For every record that follows, write out the text exactly and omit the picture, if one is present.

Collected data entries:
**********
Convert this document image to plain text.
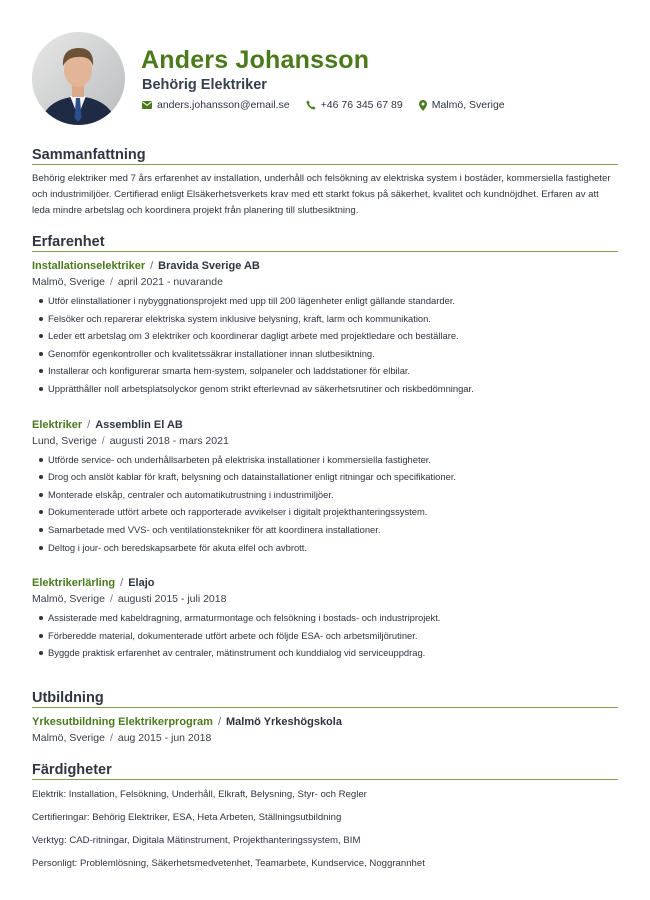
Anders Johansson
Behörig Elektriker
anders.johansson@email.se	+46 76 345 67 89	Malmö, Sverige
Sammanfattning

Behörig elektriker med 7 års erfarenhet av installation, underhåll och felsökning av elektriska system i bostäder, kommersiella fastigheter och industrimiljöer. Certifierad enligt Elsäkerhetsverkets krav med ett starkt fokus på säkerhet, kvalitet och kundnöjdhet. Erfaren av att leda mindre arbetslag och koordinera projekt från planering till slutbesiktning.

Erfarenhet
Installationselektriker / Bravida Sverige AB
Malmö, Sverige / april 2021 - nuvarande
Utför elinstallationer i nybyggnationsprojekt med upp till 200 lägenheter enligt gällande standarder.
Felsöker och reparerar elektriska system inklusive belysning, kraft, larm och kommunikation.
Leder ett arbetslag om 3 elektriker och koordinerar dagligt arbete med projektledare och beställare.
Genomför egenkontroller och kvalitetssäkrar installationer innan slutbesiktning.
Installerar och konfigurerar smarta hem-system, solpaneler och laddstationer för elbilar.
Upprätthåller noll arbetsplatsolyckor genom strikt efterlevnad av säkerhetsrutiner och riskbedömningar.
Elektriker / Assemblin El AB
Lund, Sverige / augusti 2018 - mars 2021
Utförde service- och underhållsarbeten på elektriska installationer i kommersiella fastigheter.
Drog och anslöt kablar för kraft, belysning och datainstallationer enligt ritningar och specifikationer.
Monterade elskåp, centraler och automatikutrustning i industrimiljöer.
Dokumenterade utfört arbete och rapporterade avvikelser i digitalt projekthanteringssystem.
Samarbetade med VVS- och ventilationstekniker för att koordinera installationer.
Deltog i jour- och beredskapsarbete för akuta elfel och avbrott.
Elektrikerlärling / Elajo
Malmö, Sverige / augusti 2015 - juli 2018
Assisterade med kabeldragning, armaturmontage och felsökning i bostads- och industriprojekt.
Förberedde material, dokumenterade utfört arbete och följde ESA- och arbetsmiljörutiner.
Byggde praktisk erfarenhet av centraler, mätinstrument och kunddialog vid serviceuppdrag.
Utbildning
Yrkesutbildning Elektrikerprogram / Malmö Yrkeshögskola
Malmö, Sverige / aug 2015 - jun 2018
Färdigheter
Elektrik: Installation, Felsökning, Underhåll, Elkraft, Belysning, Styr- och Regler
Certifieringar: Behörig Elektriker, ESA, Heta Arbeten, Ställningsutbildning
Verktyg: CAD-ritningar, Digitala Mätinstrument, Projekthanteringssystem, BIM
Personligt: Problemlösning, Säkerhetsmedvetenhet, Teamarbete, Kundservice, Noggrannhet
**********
> Result for this task:
Convert this document image to plain text.
Anders Johansson
Behörig Elektriker
anders.johansson@email.se	+46 76 345 67 89	Malmö, Sverige
Sammanfattning

Behörig elektriker med 7 års erfarenhet av installation, underhåll och felsökning av elektriska system i bostäder, kommersiella fastigheter och industrimiljöer. Certifierad enligt Elsäkerhetsverkets krav med ett starkt fokus på säkerhet, kvalitet och kundnöjdhet. Erfaren av att leda mindre arbetslag och koordinera projekt från planering till slutbesiktning.

Erfarenhet
Installationselektriker / Bravida Sverige AB
Malmö, Sverige / april 2021 - nuvarande
Utför elinstallationer i nybyggnationsprojekt med upp till 200 lägenheter enligt gällande standarder.
Felsöker och reparerar elektriska system inklusive belysning, kraft, larm och kommunikation.
Leder ett arbetslag om 3 elektriker och koordinerar dagligt arbete med projektledare och beställare.
Genomför egenkontroller och kvalitetssäkrar installationer innan slutbesiktning.
Installerar och konfigurerar smarta hem-system, solpaneler och laddstationer för elbilar.
Upprätthåller noll arbetsplatsolyckor genom strikt efterlevnad av säkerhetsrutiner och riskbedömningar.
Elektriker / Assemblin El AB
Lund, Sverige / augusti 2018 - mars 2021
Utförde service- och underhållsarbeten på elektriska installationer i kommersiella fastigheter.
Drog och anslöt kablar för kraft, belysning och datainstallationer enligt ritningar och specifikationer.
Monterade elskåp, centraler och automatikutrustning i industrimiljöer.
Dokumenterade utfört arbete och rapporterade avvikelser i digitalt projekthanteringssystem.
Samarbetade med VVS- och ventilationstekniker för att koordinera installationer.
Deltog i jour- och beredskapsarbete för akuta elfel och avbrott.
Elektrikerlärling / Elajo
Malmö, Sverige / augusti 2015 - juli 2018
Assisterade med kabeldragning, armaturmontage och felsökning i bostads- och industriprojekt.
Förberedde material, dokumenterade utfört arbete och följde ESA- och arbetsmiljörutiner.
Byggde praktisk erfarenhet av centraler, mätinstrument och kunddialog vid serviceuppdrag.
Utbildning
Yrkesutbildning Elektrikerprogram / Malmö Yrkeshögskola
Malmö, Sverige / aug 2015 - jun 2018
Färdigheter
Elektrik: Installation, Felsökning, Underhåll, Elkraft, Belysning, Styr- och Regler
Certifieringar: Behörig Elektriker, ESA, Heta Arbeten, Ställningsutbildning
Verktyg: CAD-ritningar, Digitala Mätinstrument, Projekthanteringssystem, BIM
Personligt: Problemlösning, Säkerhetsmedvetenhet, Teamarbete, Kundservice, Noggrannhet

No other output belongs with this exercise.